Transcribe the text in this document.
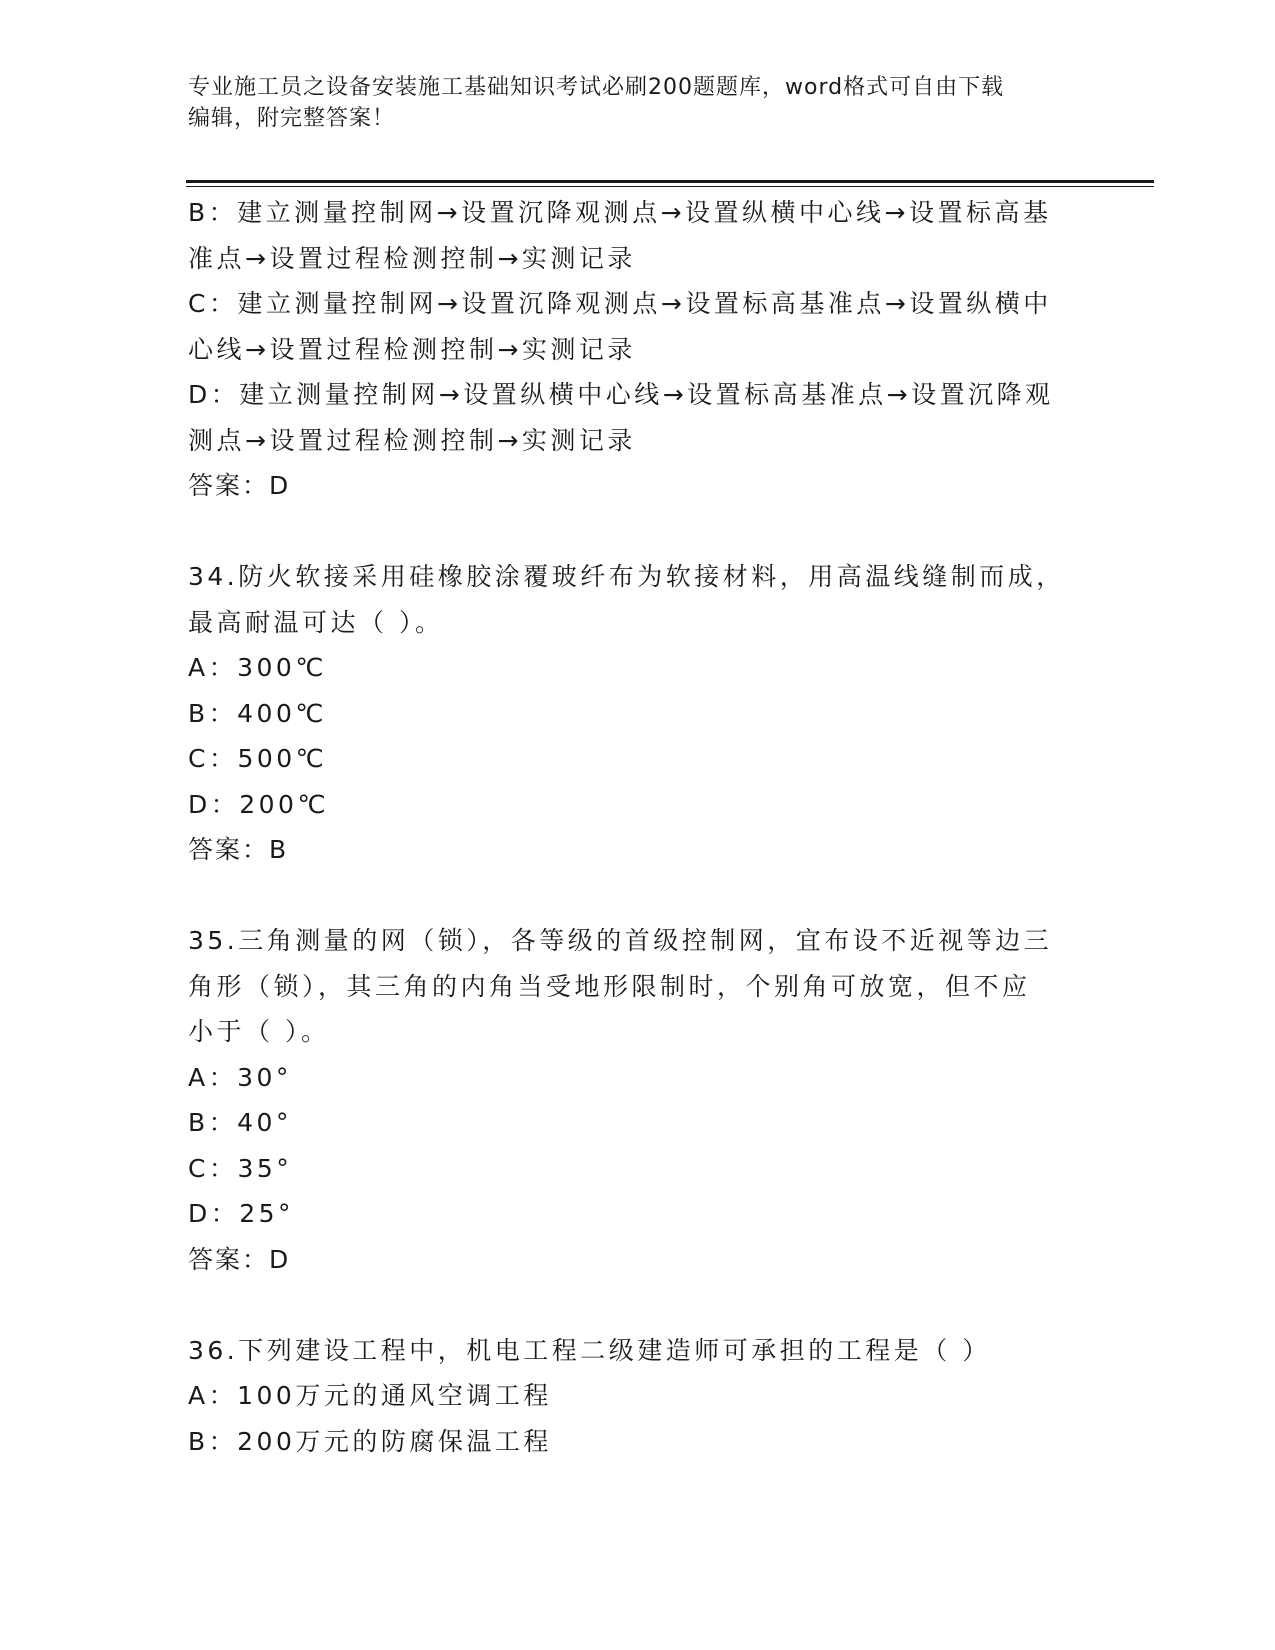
专业施工员之设备安装施工基础知识考试必刷200题题库，word格式可自由下载
编辑，附完整答案！
B：建立测量控制网→设置沉降观测点→设置纵横中心线→设置标高基
准点→设置过程检测控制→实测记录
C：建立测量控制网→设置沉降观测点→设置标高基准点→设置纵横中
心线→设置过程检测控制→实测记录
D：建立测量控制网→设置纵横中心线→设置标高基准点→设置沉降观
测点→设置过程检测控制→实测记录
答案：D
34.防火软接采用硅橡胶涂覆玻纤布为软接材料，用高温线缝制而成，
最高耐温可达（ ）。
A：300℃
B：400℃
C：500℃
D：200℃
答案：B
35.三角测量的网（锁），各等级的首级控制网，宜布设不近视等边三
角形（锁），其三角的内角当受地形限制时，个别角可放宽，但不应
小于（ ）。
A：30°
B：40°
C：35°
D：25°
答案：D
36.下列建设工程中，机电工程二级建造师可承担的工程是（ ）
A：100万元的通风空调工程
B：200万元的防腐保温工程
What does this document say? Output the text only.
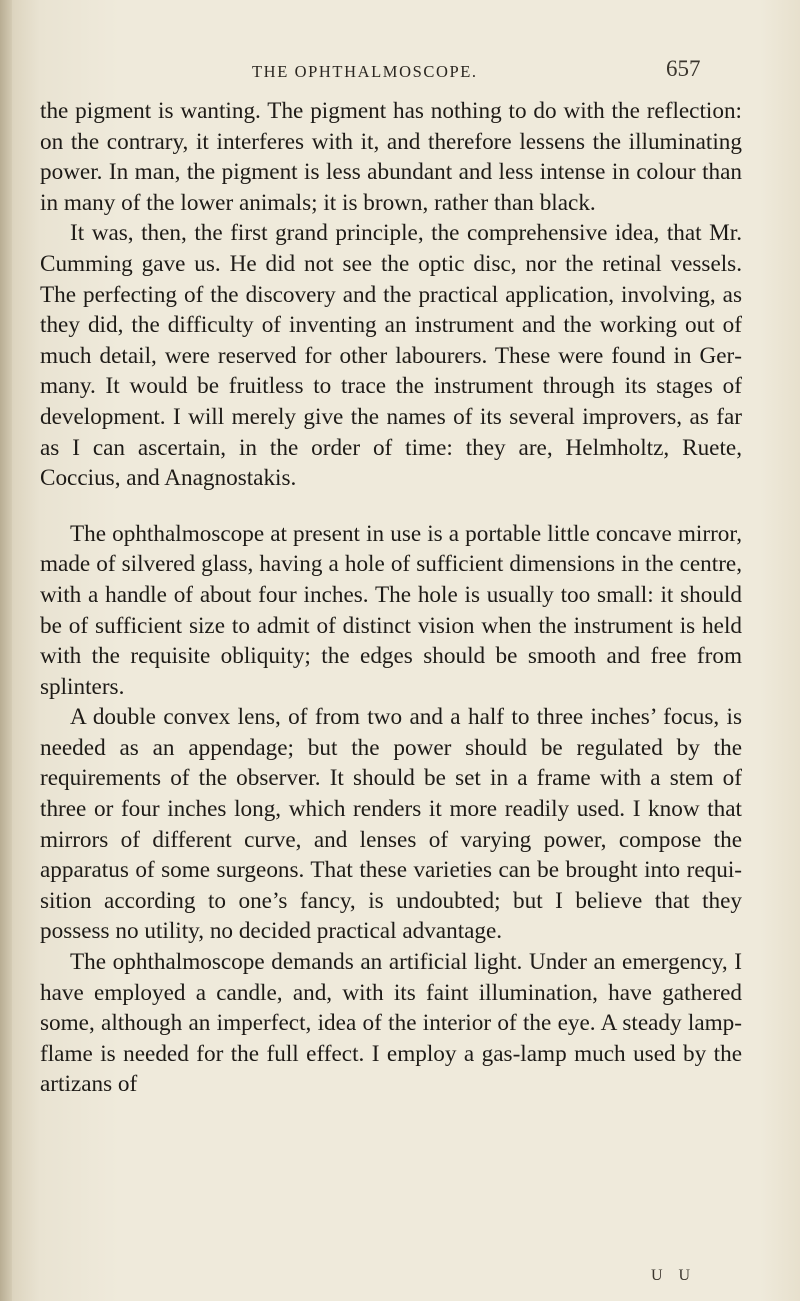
THE OPHTHALMOSCOPE.	657

the pigment is wanting. The pigment has nothing to do with the reflection: on the contrary, it interferes with it, and therefore lessens the illuminating power. In man, the pigment is less abundant and less intense in colour than in many of the lower animals; it is brown, rather than black.

It was, then, the first grand principle, the comprehensive idea, that Mr. Cumming gave us. He did not see the optic disc, nor the retinal vessels. The perfecting of the discovery and the practical application, involving, as they did, the difficulty of inventing an instrument and the working out of much detail, were reserved for other labourers. These were found in Germany. It would be fruitless to trace the instrument through its stages of development. I will merely give the names of its several improvers, as far as I can ascertain, in the order of time: they are, Helmholtz, Ruete, Coccius, and Anagnostakis.

The ophthalmoscope at present in use is a portable little concave mirror, made of silvered glass, having a hole of sufficient dimensions in the centre, with a handle of about four inches. The hole is usually too small: it should be of sufficient size to admit of distinct vision when the instrument is held with the requisite obliquity; the edges should be smooth and free from splinters.

A double convex lens, of from two and a half to three inches’ focus, is needed as an appendage; but the power should be regulated by the requirements of the observer. It should be set in a frame with a stem of three or four inches long, which renders it more readily used. I know that mirrors of different curve, and lenses of varying power, compose the apparatus of some surgeons. That these varieties can be brought into requisition according to one’s fancy, is undoubted; but I believe that they possess no utility, no decided practical advantage.

The ophthalmoscope demands an artificial light. Under an emergency, I have employed a candle, and, with its faint illumination, have gathered some, although an imperfect, idea of the interior of the eye. A steady lamp-flame is needed for the full effect. I employ a gas-lamp much used by the artizans of

U U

+===+

Identify every line holding the word "document" and copy it out.

Transcribe the text in this document.
What does this document say? Output the text only.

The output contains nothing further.